WHAT YOU NEED TO DO:
Extract every line where the string "nSale" appears.

INPUT ROWS:

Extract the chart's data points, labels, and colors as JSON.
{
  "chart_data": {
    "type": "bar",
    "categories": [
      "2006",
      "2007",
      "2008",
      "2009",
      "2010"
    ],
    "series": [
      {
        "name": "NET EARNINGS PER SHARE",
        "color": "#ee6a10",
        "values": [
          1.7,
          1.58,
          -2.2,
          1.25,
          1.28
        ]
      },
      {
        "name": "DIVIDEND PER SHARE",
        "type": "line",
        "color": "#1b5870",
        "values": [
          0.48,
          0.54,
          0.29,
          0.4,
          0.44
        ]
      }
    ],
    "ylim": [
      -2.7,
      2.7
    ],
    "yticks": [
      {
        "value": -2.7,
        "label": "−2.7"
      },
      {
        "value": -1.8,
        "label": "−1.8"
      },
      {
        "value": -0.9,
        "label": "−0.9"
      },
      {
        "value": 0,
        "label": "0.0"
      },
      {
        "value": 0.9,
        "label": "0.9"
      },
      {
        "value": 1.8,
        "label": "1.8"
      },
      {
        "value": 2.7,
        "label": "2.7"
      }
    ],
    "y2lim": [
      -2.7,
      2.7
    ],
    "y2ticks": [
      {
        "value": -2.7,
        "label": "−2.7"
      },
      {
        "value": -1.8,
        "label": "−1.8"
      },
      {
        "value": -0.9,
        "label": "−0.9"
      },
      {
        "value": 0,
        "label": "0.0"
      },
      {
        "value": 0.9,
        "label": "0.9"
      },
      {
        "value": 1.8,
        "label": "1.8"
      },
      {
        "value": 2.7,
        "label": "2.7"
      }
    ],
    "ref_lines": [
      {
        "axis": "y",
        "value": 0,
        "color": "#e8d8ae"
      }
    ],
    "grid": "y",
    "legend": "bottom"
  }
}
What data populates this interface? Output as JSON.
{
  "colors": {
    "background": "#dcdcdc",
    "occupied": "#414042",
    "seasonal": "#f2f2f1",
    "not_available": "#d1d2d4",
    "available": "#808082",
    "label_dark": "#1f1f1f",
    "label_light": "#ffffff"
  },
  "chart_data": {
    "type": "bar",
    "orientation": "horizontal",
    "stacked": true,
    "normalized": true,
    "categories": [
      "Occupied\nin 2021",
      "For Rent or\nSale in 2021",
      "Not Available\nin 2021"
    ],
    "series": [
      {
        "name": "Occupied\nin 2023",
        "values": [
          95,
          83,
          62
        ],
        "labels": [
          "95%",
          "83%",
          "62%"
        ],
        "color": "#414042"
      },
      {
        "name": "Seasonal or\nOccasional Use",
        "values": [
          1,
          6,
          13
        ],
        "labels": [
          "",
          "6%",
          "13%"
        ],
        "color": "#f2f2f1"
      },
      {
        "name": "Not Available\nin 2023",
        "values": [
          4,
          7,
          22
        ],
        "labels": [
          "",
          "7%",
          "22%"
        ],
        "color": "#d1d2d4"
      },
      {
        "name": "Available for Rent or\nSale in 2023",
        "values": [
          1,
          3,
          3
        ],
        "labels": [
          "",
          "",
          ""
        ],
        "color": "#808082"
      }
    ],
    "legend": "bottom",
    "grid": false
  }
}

RESULT OF THIS EXERCISE:
      "For Rent or\nSale in 2021",
        "name": "Available for Rent or\nSale in 2023",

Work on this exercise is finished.